> [Given data]:
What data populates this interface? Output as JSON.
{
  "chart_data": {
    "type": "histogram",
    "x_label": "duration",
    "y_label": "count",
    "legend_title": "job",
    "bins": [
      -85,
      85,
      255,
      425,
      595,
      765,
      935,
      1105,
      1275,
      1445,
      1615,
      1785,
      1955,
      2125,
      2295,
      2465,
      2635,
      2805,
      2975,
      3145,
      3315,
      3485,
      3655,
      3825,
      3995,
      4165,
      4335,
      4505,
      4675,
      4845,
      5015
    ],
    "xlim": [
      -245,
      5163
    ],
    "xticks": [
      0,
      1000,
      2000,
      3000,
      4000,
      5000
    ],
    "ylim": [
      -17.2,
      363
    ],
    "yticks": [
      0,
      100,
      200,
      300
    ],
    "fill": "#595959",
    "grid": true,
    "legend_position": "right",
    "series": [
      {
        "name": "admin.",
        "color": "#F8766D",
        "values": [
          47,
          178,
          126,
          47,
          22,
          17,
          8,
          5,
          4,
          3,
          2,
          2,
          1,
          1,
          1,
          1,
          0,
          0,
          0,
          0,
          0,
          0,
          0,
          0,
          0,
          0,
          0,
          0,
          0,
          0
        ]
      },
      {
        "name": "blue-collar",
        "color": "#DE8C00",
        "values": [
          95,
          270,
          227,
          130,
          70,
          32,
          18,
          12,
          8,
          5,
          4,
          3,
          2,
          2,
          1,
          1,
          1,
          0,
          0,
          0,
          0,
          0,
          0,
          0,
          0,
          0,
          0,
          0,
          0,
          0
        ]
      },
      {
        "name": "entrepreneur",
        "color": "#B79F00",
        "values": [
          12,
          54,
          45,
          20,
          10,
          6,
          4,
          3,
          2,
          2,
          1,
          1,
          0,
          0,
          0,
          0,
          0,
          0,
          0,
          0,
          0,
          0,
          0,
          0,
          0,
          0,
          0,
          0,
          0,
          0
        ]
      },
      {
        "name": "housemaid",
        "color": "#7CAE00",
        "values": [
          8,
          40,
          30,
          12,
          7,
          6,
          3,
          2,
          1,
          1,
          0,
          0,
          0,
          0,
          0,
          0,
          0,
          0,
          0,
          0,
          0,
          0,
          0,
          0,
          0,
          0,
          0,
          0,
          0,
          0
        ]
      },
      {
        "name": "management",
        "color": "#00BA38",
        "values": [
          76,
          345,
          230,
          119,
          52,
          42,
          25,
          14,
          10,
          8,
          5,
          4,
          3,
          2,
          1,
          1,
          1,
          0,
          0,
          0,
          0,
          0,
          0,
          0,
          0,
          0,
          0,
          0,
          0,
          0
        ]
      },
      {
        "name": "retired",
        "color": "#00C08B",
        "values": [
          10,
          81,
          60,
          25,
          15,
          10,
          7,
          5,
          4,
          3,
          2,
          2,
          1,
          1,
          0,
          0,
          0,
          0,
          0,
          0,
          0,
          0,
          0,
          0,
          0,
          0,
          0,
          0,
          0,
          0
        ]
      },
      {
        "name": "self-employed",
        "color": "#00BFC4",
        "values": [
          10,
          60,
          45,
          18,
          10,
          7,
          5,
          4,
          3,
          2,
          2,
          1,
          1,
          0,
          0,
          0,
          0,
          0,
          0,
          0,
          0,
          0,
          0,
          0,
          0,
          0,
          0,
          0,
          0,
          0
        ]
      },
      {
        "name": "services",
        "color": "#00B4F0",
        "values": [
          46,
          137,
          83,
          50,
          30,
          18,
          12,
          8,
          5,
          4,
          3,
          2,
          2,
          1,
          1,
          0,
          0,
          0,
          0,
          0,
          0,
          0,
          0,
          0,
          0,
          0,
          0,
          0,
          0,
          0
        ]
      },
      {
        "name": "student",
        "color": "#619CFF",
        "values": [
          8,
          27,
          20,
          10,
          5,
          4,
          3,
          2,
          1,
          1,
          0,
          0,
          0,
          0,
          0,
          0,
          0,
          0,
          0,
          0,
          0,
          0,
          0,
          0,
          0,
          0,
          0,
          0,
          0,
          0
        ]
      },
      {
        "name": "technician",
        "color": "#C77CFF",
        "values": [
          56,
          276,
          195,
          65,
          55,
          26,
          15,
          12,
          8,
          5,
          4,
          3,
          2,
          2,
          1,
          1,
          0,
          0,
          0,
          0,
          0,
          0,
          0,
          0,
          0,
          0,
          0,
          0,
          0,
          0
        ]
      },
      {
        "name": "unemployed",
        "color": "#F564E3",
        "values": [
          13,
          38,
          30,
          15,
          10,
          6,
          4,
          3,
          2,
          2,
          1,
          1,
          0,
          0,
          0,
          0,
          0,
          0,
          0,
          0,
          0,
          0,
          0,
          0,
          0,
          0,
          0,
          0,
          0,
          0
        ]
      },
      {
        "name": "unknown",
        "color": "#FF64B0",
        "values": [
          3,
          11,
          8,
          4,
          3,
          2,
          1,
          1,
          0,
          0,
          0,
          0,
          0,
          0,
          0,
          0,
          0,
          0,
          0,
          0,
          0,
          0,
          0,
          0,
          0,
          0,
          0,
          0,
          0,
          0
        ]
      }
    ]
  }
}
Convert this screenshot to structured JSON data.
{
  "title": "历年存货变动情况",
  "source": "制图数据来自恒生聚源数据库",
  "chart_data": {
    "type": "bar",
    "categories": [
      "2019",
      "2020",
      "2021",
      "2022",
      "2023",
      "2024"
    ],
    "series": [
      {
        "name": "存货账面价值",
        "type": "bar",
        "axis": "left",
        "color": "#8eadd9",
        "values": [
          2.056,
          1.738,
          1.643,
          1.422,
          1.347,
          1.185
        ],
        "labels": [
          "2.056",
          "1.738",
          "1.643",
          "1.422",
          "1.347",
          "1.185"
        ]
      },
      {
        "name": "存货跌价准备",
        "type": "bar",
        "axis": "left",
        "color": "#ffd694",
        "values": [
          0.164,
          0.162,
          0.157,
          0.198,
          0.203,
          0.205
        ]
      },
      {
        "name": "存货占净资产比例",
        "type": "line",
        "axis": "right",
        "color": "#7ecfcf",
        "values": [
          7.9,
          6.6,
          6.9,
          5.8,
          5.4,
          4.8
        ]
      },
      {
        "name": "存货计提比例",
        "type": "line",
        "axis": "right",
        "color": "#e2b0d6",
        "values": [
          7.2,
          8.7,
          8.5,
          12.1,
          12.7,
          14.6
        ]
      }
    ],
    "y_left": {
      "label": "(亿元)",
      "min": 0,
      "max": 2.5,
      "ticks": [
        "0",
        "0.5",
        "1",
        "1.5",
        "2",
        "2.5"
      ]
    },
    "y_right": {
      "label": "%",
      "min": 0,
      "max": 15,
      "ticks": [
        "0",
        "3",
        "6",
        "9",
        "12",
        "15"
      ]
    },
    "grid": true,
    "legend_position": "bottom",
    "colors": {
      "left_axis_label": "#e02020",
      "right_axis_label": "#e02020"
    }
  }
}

> [What to produce]:
Where a line in the material contains "this", copy that line.

> [Result of the exercise]:
What data populates this interface? Output as JSON.
Convert this screenshot to structured JSON data.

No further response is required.